-- Begin --
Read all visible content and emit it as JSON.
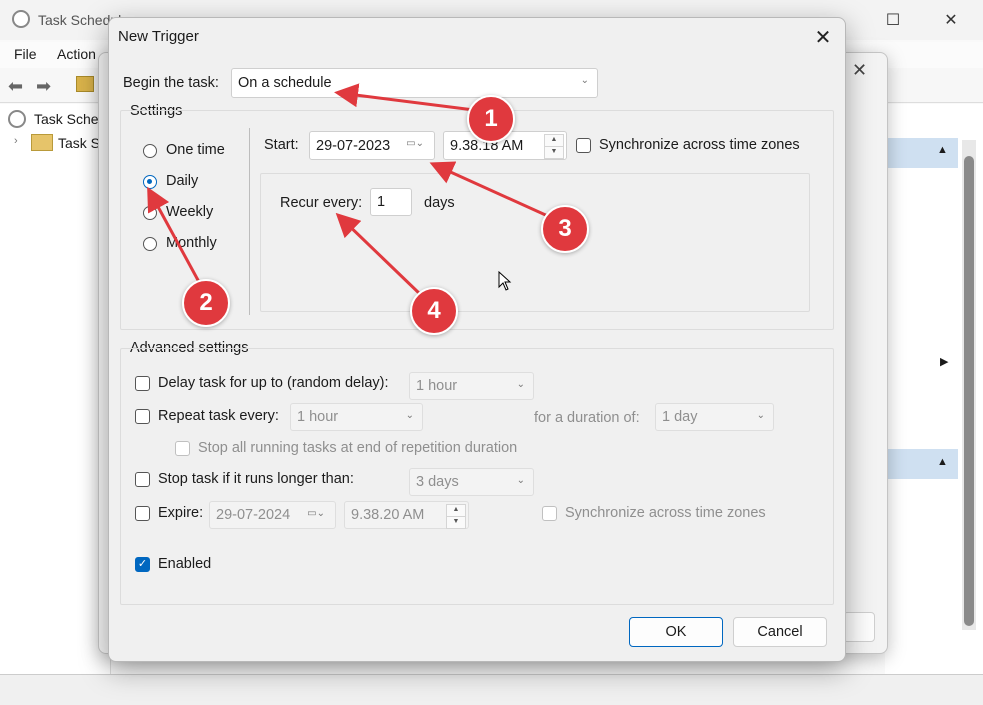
{
  "background_window": {
    "title": "Task Schedul",
    "menu": [
      "File",
      "Action"
    ],
    "tree": [
      {
        "label": "Task Scheduler"
      },
      {
        "label": "Task S"
      }
    ]
  },
  "dialog": {
    "title": "New Trigger",
    "begin_task_label": "Begin the task:",
    "begin_task_value": "On a schedule",
    "settings_label": "Settings",
    "schedule_options": [
      "One time",
      "Daily",
      "Weekly",
      "Monthly"
    ],
    "selected_option": "Daily",
    "start_label": "Start:",
    "start_date": "29-07-2023",
    "start_time": "9.38.18 AM",
    "sync_label": "Synchronize across time zones",
    "recur_label": "Recur every:",
    "recur_value": "1",
    "recur_unit": "days",
    "advanced_label": "Advanced settings",
    "delay_label": "Delay task for up to (random delay):",
    "delay_value": "1 hour",
    "repeat_label": "Repeat task every:",
    "repeat_value": "1 hour",
    "duration_label": "for a duration of:",
    "duration_value": "1 day",
    "stop_running_label": "Stop all running tasks at end of repetition duration",
    "stop_longer_label": "Stop task if it runs longer than:",
    "stop_longer_value": "3 days",
    "expire_label": "Expire:",
    "expire_date": "29-07-2024",
    "expire_time": "9.38.20 AM",
    "expire_sync_label": "Synchronize across time zones",
    "enabled_label": "Enabled",
    "enabled": true,
    "ok_label": "OK",
    "cancel_label": "Cancel"
  },
  "annotations": [
    "1",
    "2",
    "3",
    "4"
  ],
  "colors": {
    "accent": "#0067c0",
    "marker": "#e0393e"
  }
}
-- End --
> **TASK PROMPT**
Reproduce all of the material above word for word. Omit the pictures.

> **THE OUTPUT**
Read all visible content and emit it as JSON.
{
  "background_window": {
    "title": "Task Schedul",
    "menu": [
      "File",
      "Action"
    ],
    "tree": [
      {
        "label": "Task Scheduler"
      },
      {
        "label": "Task S"
      }
    ]
  },
  "dialog": {
    "title": "New Trigger",
    "begin_task_label": "Begin the task:",
    "begin_task_value": "On a schedule",
    "settings_label": "Settings",
    "schedule_options": [
      "One time",
      "Daily",
      "Weekly",
      "Monthly"
    ],
    "selected_option": "Daily",
    "start_label": "Start:",
    "start_date": "29-07-2023",
    "start_time": "9.38.18 AM",
    "sync_label": "Synchronize across time zones",
    "recur_label": "Recur every:",
    "recur_value": "1",
    "recur_unit": "days",
    "advanced_label": "Advanced settings",
    "delay_label": "Delay task for up to (random delay):",
    "delay_value": "1 hour",
    "repeat_label": "Repeat task every:",
    "repeat_value": "1 hour",
    "duration_label": "for a duration of:",
    "duration_value": "1 day",
    "stop_running_label": "Stop all running tasks at end of repetition duration",
    "stop_longer_label": "Stop task if it runs longer than:",
    "stop_longer_value": "3 days",
    "expire_label": "Expire:",
    "expire_date": "29-07-2024",
    "expire_time": "9.38.20 AM",
    "expire_sync_label": "Synchronize across time zones",
    "enabled_label": "Enabled",
    "enabled": true,
    "ok_label": "OK",
    "cancel_label": "Cancel"
  },
  "annotations": [
    "1",
    "2",
    "3",
    "4"
  ],
  "colors": {
    "accent": "#0067c0",
    "marker": "#e0393e"
  }
}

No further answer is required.